§ **What you should do**
Count the lines below that contain the word "square", and give only that number.
⁂
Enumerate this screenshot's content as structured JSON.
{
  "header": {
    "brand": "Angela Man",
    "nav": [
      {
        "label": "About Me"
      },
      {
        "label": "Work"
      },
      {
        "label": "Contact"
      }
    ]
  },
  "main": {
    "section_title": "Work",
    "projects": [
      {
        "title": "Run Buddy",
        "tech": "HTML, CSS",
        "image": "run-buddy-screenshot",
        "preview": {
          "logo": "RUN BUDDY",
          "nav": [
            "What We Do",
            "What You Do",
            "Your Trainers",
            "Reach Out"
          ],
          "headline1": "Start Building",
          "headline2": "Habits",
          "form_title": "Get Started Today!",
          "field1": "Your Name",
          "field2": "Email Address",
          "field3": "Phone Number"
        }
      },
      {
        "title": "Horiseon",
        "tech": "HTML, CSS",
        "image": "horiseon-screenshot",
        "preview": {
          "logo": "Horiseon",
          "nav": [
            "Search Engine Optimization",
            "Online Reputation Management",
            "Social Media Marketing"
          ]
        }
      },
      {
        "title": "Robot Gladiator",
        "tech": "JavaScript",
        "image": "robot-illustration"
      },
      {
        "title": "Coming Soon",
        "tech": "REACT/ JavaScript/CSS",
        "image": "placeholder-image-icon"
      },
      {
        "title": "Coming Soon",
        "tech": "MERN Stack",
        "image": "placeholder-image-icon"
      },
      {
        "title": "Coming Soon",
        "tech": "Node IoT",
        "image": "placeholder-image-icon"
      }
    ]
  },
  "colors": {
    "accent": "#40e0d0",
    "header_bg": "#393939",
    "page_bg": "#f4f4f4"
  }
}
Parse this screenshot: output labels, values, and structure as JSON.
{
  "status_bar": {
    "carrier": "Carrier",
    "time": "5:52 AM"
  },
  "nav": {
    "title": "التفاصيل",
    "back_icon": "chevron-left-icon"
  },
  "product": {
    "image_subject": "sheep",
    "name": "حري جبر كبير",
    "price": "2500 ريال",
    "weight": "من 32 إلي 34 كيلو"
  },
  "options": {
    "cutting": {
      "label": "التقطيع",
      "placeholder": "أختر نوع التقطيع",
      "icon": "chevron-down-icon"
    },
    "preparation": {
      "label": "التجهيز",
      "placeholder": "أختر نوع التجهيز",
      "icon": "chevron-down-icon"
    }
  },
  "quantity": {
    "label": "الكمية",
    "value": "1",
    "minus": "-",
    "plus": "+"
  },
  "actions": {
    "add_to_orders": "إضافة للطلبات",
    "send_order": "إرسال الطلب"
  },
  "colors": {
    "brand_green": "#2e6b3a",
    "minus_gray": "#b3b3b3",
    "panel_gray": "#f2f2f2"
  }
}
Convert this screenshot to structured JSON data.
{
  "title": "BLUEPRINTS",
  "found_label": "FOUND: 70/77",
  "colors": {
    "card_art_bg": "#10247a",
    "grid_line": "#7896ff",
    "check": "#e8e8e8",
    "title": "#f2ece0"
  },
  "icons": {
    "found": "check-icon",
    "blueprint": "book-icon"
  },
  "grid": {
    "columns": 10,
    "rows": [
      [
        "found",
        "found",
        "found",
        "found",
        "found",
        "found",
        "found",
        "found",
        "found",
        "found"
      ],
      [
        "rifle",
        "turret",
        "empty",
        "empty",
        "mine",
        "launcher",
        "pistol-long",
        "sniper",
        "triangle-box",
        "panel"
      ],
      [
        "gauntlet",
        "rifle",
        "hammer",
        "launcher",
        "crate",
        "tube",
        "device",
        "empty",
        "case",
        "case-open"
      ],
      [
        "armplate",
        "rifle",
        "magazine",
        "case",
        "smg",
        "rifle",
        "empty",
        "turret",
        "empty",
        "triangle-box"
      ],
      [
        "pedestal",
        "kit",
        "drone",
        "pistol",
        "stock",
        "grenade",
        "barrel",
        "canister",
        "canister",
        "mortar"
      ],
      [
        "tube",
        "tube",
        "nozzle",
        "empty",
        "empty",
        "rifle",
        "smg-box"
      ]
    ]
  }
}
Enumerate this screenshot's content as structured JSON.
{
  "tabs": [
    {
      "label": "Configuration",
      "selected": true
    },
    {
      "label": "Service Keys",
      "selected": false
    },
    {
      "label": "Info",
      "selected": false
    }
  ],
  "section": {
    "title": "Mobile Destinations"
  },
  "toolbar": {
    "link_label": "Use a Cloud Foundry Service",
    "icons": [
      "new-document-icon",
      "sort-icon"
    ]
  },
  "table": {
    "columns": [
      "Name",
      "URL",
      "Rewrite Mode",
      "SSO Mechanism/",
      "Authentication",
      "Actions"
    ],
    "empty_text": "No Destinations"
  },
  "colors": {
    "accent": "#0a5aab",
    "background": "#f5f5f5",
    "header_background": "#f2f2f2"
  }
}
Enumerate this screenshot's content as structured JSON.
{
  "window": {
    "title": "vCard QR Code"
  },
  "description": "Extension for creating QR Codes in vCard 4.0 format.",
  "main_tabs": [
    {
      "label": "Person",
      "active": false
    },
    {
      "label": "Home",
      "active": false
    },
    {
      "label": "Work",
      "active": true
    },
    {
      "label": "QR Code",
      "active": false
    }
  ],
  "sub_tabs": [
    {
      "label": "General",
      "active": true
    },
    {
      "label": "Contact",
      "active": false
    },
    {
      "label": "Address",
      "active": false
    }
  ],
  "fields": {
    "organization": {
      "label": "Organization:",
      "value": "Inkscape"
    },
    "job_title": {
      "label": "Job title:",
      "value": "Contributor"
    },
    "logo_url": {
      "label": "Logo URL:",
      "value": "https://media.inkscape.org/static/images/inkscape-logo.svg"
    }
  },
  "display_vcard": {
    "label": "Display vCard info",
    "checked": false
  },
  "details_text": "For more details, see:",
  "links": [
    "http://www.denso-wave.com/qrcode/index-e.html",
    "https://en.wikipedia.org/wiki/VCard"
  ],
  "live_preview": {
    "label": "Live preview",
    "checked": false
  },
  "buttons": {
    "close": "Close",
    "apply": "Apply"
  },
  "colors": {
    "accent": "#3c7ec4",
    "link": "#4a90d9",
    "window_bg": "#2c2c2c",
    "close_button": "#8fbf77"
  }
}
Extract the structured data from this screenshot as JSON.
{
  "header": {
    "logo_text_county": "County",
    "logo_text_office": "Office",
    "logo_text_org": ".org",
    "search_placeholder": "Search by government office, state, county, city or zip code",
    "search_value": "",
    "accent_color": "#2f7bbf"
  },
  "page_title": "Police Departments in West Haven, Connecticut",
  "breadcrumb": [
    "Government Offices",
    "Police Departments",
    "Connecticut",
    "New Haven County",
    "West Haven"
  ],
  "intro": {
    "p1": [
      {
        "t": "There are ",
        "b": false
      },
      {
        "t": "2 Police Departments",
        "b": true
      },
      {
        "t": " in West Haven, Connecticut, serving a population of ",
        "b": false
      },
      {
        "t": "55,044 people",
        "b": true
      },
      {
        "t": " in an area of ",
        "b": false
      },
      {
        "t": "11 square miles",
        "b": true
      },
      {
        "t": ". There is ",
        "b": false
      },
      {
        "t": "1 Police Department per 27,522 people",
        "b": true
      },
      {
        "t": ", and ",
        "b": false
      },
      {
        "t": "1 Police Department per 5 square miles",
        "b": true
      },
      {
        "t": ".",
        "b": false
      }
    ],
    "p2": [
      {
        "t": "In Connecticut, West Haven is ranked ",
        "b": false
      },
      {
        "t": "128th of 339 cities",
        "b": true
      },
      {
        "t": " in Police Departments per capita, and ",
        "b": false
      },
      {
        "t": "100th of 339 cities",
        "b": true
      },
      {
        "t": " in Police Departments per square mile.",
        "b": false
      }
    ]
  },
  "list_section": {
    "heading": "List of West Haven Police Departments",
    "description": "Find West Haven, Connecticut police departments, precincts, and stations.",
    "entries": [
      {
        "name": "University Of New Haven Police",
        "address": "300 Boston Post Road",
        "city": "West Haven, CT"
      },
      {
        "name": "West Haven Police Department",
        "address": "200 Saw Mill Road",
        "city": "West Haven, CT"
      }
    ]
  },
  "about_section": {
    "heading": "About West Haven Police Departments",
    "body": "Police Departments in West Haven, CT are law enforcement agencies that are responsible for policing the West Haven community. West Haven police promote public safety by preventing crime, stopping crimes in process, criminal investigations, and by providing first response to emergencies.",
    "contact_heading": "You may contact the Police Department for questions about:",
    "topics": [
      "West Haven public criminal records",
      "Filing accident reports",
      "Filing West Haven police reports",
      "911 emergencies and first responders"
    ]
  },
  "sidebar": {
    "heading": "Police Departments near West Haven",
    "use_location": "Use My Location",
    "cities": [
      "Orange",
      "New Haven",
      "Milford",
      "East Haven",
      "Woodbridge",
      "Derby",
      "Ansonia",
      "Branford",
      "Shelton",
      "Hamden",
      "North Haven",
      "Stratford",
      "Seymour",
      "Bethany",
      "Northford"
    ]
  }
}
⁂
§ **Exercise answer**
3